THE TASK
List each line in which the string "Save" appears.

ENTRIES SHOWN
══════

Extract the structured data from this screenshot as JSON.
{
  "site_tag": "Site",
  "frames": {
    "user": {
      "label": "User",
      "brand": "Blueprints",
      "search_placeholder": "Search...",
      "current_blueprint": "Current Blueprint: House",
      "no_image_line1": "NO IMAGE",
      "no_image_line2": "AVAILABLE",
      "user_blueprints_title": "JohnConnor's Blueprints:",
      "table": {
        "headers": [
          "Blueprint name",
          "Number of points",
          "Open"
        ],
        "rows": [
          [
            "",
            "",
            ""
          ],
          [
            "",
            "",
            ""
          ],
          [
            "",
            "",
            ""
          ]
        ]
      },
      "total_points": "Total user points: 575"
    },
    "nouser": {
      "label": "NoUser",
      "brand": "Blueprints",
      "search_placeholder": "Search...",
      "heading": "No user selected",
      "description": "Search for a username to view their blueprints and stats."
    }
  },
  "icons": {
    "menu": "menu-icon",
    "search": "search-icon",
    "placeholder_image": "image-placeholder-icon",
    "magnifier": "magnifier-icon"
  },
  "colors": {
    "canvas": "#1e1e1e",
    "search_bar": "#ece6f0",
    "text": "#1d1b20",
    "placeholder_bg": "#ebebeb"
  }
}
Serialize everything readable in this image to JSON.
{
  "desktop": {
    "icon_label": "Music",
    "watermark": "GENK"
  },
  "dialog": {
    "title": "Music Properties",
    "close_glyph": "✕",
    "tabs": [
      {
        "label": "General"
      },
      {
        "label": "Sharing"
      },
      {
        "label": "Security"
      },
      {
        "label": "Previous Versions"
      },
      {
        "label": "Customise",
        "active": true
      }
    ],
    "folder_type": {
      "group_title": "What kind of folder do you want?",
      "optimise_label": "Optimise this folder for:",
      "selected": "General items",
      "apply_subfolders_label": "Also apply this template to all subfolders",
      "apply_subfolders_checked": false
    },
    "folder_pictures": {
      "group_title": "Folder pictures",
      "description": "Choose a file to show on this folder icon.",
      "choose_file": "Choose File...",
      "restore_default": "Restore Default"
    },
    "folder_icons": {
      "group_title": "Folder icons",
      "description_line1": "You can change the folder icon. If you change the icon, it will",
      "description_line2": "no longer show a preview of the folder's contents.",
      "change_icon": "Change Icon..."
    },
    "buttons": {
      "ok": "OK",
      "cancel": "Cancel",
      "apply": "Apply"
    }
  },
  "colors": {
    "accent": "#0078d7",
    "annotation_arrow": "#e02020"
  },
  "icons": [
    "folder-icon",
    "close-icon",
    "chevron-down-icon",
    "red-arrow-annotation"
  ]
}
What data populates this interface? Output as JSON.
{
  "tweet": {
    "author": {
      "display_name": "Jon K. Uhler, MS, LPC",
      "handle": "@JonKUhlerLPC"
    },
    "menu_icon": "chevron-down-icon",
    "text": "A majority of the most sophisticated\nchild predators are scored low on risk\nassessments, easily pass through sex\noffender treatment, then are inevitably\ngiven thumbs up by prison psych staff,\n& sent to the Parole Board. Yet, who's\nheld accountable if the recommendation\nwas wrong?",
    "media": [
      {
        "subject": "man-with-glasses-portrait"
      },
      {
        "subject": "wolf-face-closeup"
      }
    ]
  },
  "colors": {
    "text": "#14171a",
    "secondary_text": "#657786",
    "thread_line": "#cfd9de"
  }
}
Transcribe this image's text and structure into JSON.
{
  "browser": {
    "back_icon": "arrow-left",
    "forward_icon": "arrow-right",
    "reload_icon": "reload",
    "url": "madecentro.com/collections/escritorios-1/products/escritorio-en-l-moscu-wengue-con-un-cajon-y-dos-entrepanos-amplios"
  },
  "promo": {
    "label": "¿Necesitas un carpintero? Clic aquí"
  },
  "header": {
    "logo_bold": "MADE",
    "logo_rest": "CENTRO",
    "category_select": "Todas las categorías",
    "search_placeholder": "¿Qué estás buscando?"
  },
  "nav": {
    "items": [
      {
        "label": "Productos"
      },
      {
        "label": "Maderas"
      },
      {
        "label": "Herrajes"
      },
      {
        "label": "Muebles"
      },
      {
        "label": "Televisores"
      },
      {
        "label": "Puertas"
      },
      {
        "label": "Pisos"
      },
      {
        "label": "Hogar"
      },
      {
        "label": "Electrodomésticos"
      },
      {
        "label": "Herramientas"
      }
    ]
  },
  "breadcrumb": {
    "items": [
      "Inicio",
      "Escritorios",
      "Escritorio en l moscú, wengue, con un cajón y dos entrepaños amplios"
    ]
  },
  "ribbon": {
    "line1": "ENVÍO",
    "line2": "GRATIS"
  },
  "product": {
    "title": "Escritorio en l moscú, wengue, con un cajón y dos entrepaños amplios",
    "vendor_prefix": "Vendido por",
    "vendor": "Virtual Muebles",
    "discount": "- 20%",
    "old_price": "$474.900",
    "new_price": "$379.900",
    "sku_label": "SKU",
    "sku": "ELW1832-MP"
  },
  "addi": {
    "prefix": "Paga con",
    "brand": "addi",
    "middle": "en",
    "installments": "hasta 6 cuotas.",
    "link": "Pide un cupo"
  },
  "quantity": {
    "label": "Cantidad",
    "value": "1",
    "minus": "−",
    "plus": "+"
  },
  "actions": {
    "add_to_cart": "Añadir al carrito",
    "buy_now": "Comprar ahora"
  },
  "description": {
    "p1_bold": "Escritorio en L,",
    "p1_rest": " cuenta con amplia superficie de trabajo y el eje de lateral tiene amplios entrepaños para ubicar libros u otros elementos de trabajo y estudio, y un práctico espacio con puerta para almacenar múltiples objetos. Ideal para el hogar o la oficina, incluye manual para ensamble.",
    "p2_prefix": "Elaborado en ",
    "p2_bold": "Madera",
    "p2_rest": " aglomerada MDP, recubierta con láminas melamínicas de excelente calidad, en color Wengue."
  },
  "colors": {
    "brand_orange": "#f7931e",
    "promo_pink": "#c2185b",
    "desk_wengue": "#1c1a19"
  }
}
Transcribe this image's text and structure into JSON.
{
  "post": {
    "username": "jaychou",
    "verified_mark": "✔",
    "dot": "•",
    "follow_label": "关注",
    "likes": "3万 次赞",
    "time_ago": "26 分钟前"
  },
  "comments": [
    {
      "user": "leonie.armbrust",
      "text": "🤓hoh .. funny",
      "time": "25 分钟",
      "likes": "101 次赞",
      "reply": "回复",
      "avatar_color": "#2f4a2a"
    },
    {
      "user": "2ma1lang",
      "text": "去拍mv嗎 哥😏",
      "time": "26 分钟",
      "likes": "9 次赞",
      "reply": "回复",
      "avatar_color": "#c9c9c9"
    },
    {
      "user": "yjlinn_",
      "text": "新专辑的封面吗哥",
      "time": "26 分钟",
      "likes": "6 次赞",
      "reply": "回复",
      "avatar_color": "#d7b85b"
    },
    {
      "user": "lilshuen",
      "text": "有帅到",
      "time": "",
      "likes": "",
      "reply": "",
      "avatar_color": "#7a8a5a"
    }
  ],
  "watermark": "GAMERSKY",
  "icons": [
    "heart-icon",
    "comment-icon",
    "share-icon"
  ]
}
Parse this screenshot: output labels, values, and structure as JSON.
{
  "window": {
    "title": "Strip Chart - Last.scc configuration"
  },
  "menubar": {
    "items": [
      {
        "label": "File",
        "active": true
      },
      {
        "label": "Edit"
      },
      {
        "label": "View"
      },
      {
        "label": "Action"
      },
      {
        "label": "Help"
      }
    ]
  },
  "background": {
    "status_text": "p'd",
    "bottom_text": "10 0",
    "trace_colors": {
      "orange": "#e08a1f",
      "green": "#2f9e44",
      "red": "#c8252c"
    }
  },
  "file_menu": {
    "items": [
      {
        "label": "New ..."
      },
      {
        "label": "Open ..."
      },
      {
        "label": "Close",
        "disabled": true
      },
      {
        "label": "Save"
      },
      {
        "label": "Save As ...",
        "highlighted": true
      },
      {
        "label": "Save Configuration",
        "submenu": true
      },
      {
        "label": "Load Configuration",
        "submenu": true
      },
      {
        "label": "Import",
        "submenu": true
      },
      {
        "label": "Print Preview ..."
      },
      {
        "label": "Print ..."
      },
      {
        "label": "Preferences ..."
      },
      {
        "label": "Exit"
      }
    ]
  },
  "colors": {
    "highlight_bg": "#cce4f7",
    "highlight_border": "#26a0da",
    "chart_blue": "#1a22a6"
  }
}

══════

ANSWER IN FULL
        "label": "Save"
        "label": "Save As ...",
        "label": "Save Configuration",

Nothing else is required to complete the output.